### YOUR TASK
Return all lines in the material below that contain "Ocean".
<<<<
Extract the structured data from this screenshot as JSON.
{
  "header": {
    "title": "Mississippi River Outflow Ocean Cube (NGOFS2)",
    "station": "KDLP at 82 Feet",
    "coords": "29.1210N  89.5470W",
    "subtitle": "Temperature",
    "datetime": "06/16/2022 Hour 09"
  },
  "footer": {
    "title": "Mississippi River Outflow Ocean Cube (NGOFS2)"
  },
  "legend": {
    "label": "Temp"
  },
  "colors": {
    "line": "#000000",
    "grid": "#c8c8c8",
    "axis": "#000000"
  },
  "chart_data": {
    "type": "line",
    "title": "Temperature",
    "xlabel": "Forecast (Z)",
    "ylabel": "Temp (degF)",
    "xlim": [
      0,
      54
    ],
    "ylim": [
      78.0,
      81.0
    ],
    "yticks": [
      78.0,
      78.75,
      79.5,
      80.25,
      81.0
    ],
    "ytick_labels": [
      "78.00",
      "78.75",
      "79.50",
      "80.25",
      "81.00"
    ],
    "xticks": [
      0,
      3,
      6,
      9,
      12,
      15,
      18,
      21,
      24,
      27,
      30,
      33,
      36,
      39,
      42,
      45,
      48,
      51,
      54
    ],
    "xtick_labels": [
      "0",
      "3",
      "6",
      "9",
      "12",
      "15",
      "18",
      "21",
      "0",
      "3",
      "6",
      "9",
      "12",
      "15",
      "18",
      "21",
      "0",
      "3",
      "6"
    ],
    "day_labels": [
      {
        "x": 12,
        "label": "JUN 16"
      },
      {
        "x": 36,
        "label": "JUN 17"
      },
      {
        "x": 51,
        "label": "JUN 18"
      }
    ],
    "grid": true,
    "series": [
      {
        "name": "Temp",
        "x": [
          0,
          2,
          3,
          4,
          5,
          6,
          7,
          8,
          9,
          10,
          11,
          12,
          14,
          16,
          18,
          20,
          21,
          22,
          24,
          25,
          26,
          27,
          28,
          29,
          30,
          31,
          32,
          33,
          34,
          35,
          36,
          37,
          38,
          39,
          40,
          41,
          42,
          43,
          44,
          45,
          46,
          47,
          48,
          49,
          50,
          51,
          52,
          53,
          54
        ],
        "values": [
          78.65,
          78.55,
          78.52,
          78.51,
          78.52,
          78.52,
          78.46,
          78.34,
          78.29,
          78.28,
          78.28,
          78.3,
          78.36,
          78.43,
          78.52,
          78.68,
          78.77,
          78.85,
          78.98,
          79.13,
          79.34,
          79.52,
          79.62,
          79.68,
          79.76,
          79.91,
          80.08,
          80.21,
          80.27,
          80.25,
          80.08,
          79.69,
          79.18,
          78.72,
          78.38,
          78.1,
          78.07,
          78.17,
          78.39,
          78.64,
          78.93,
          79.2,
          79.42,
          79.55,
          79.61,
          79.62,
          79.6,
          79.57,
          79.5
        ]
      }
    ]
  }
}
>>>>
### THE COMPLETED TASK
    "title": "Mississippi River Outflow Ocean Cube (NGOFS2)",
    "title": "Mississippi River Outflow Ocean Cube (NGOFS2)"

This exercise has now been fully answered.